◆ Written task: Repeat every entry word for word, but leave the images out of your copy.

Stored data entries:
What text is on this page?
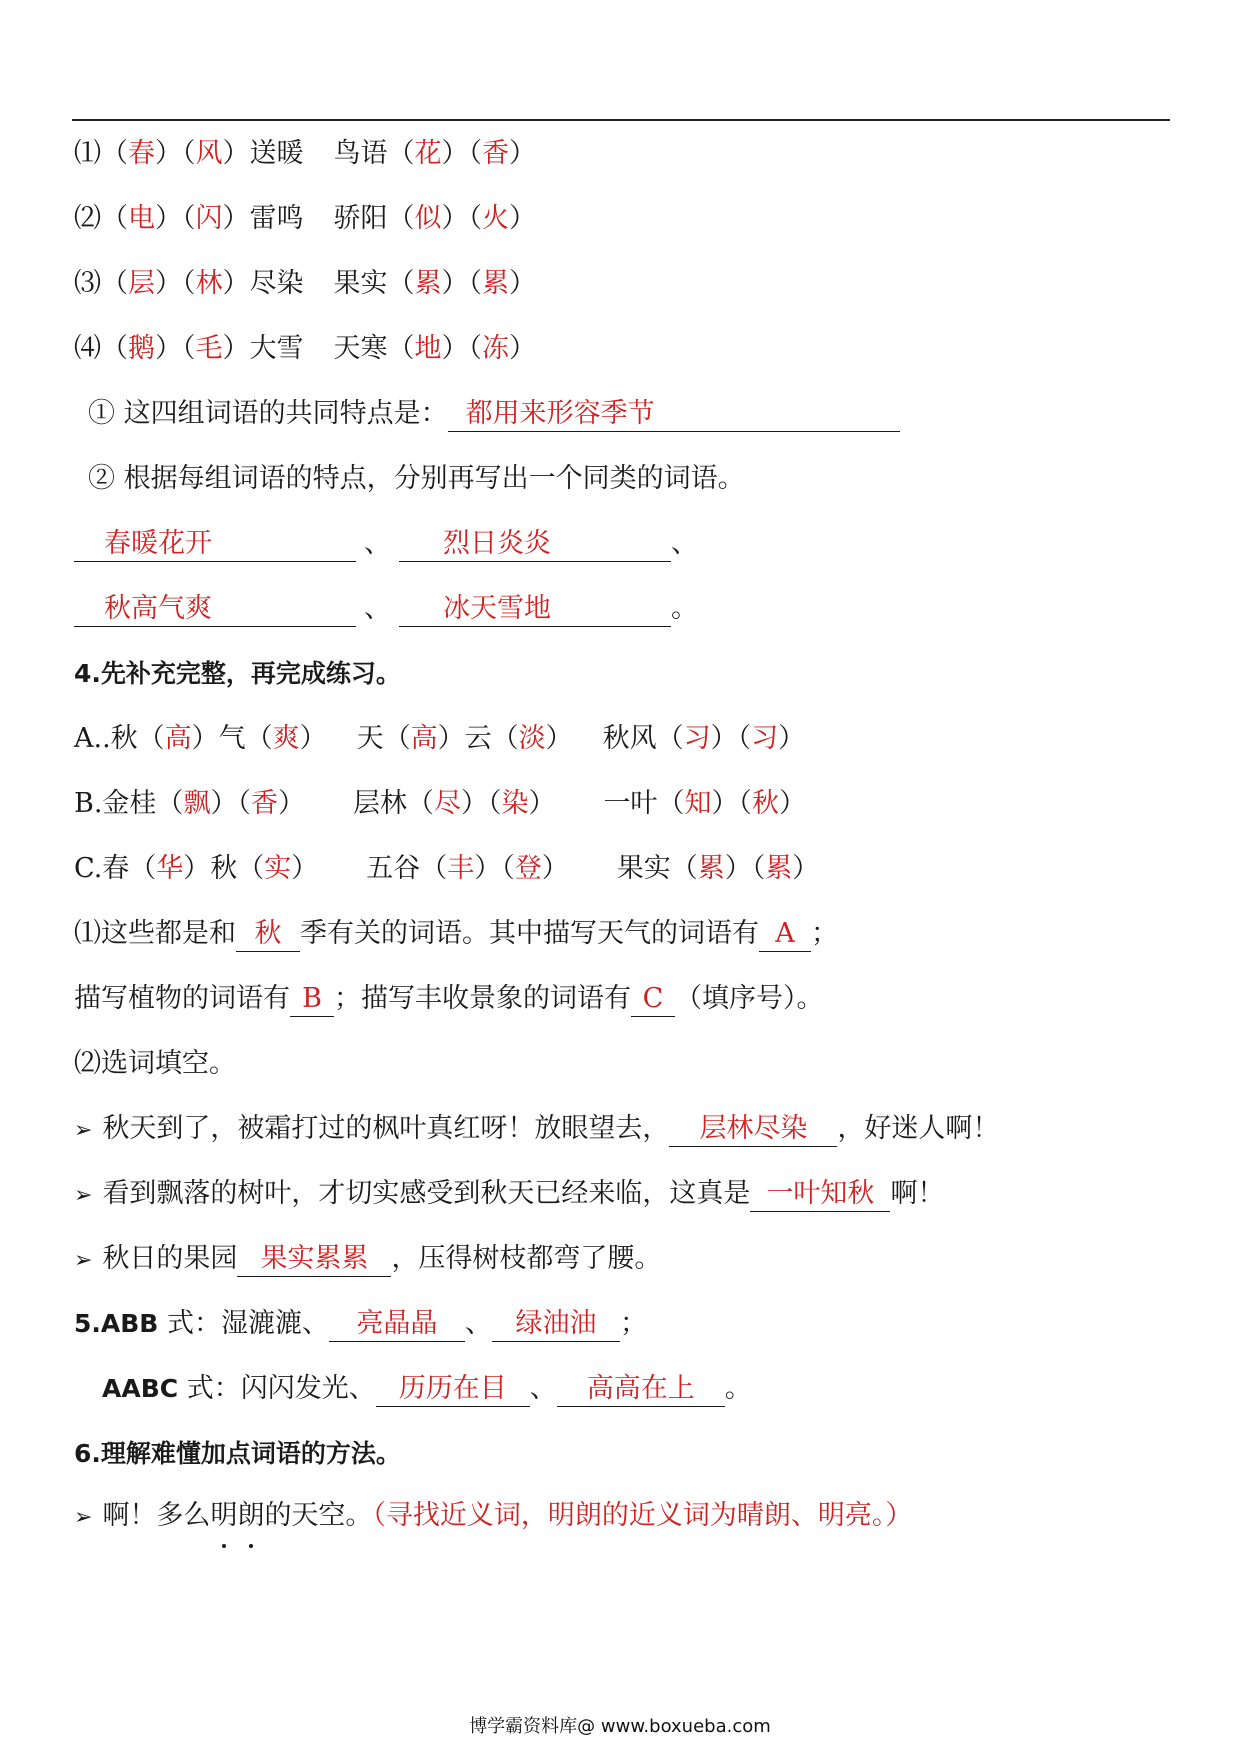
⑴（春）（风）送暖 鸟语（花）（香）
⑵（电）（闪）雷鸣 骄阳（似）（火）
⑶（层）（林）尽染 果实（累）（累）
⑷（鹅）（毛）大雪 天寒（地）（冻）
① 这四组词语的共同特点是： 都用来形容季节
② 根据每组词语的特点，分别再写出一个同类的词语。
春暖花开	、 烈日炎炎	、
秋高气爽	、 冰天雪地	。
4.先补充完整，再完成练习。
A..秋（高）气（爽） 天（高）云（淡） 秋风（习）（习）
B.金桂（飘）（香） 层林（尽）（染） 一叶（知）（秋）
C.春（华）秋（实） 五谷（丰）（登） 果实（累）（累）
⑴这些都是和 秋 季有关的词语。其中描写天气的词语有 A ；
描写植物的词语有 B ；描写丰收景象的词语有 C （填序号）。
⑵选词填空。
➢ 秋天到了，被霜打过的枫叶真红呀！放眼望去， 层林尽染 ，好迷人啊！
➢ 看到飘落的树叶，才切实感受到秋天已经来临，这真是 一叶知秋 啊！
➢ 秋日的果园 果实累累 ，压得树枝都弯了腰。
5.ABB 式：湿漉漉、 亮晶晶 、 绿油油 ；
AABC 式：闪闪发光、 历历在目 、 高高在上 。
6.理解难懂加点词语的方法。
➢ 啊！多么明朗的天空。（寻找近义词，明朗的近义词为晴朗、明亮。）
博学霸资料库@ www.boxueba.com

◆ Response to this task:
What text is on this page?
⑴（春）（风）送暖 鸟语（花）（香）
⑵（电）（闪）雷鸣 骄阳（似）（火）
⑶（层）（林）尽染 果实（累）（累）
⑷（鹅）（毛）大雪 天寒（地）（冻）
① 这四组词语的共同特点是： 都用来形容季节
② 根据每组词语的特点，分别再写出一个同类的词语。
春暖花开	、 烈日炎炎	、
秋高气爽	、 冰天雪地	。
4.先补充完整，再完成练习。
A..秋（高）气（爽） 天（高）云（淡） 秋风（习）（习）
B.金桂（飘）（香） 层林（尽）（染） 一叶（知）（秋）
C.春（华）秋（实） 五谷（丰）（登） 果实（累）（累）
⑴这些都是和 秋 季有关的词语。其中描写天气的词语有 A ；
描写植物的词语有 B ；描写丰收景象的词语有 C （填序号）。
⑵选词填空。
➢ 秋天到了，被霜打过的枫叶真红呀！放眼望去， 层林尽染 ，好迷人啊！
➢ 看到飘落的树叶，才切实感受到秋天已经来临，这真是 一叶知秋 啊！
➢ 秋日的果园 果实累累 ，压得树枝都弯了腰。
5.ABB 式：湿漉漉、 亮晶晶 、 绿油油 ；
AABC 式：闪闪发光、 历历在目 、 高高在上 。
6.理解难懂加点词语的方法。
➢ 啊！多么明朗的天空。（寻找近义词，明朗的近义词为晴朗、明亮。）
博学霸资料库@ www.boxueba.com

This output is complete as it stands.